» **Exercise prompt**
Which lines hold the word "Wassholatu"? Copy each one.
------------------------
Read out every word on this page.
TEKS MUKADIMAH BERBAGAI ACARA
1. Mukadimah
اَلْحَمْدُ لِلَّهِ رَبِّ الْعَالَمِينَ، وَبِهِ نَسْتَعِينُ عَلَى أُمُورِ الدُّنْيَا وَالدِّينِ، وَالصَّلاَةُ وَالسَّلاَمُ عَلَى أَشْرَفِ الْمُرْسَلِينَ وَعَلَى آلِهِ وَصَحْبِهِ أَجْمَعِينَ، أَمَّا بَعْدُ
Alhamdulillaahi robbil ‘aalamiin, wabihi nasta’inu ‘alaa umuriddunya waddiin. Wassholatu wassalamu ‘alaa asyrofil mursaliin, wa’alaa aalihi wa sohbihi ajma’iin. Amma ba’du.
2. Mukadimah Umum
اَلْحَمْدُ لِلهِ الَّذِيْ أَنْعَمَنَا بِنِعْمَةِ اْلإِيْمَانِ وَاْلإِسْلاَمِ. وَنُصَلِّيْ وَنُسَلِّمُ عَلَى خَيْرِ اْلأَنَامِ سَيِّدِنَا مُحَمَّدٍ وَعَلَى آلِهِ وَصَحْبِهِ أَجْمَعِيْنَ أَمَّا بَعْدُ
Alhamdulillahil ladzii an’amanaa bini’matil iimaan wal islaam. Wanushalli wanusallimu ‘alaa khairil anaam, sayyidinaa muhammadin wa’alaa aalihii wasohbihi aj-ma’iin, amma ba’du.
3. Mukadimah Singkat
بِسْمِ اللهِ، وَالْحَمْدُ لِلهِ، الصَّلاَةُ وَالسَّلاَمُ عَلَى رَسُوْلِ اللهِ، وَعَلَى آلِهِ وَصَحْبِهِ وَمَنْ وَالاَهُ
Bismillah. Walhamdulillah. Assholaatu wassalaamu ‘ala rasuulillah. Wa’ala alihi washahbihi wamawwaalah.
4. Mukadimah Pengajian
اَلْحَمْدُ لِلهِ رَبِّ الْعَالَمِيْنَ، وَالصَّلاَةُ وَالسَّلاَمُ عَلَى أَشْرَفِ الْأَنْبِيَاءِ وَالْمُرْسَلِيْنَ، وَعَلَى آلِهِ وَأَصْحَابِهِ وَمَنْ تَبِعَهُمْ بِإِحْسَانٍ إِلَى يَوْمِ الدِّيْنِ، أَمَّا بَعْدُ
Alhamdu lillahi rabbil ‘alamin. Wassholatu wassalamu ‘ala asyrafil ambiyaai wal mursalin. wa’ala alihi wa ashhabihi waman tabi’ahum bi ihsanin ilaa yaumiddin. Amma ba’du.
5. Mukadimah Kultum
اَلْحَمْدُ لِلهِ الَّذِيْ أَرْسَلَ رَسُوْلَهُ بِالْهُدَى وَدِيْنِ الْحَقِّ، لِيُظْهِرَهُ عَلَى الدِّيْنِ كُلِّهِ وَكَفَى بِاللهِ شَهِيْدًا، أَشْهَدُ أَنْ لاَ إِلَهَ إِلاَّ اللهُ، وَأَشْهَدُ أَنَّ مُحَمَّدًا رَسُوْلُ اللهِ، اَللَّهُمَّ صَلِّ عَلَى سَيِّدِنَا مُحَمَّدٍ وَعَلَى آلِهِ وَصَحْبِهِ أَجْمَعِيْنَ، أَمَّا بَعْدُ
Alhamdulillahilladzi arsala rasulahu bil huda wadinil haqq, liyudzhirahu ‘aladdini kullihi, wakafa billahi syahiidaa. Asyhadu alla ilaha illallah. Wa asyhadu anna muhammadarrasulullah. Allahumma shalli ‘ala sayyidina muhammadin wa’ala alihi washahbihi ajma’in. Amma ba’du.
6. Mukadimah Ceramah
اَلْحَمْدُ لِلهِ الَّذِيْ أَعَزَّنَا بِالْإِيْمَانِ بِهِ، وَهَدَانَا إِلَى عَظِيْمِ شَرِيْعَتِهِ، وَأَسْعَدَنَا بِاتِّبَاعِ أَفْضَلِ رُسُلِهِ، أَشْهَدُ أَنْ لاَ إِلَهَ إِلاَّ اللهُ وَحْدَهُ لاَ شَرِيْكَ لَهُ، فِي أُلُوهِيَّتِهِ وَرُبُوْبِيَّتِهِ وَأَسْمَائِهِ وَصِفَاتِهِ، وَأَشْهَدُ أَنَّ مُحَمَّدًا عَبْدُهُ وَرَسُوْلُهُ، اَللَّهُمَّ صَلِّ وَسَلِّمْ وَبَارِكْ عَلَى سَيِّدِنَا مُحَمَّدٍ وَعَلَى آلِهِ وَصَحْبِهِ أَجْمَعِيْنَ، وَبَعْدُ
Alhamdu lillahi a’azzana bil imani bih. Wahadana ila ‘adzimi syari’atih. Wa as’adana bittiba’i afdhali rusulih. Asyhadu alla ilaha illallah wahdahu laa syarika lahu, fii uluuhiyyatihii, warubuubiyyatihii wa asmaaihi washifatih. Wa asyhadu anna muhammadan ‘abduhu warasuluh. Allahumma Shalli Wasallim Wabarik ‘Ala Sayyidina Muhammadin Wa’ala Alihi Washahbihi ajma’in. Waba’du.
------------------------
» **Result for this task**
Alhamdulillaahi robbil ‘aalamiin, wabihi nasta’inu ‘alaa umuriddunya waddiin. Wassholatu wassalamu ‘alaa asyrofil mursaliin, wa’alaa aalihi wa sohbihi ajma’iin. Amma ba’du.
Alhamdu lillahi rabbil ‘alamin. Wassholatu wassalamu ‘ala asyrafil ambiyaai wal mursalin. wa’ala alihi wa ashhabihi waman tabi’ahum bi ihsanin ilaa yaumiddin. Amma ba’du.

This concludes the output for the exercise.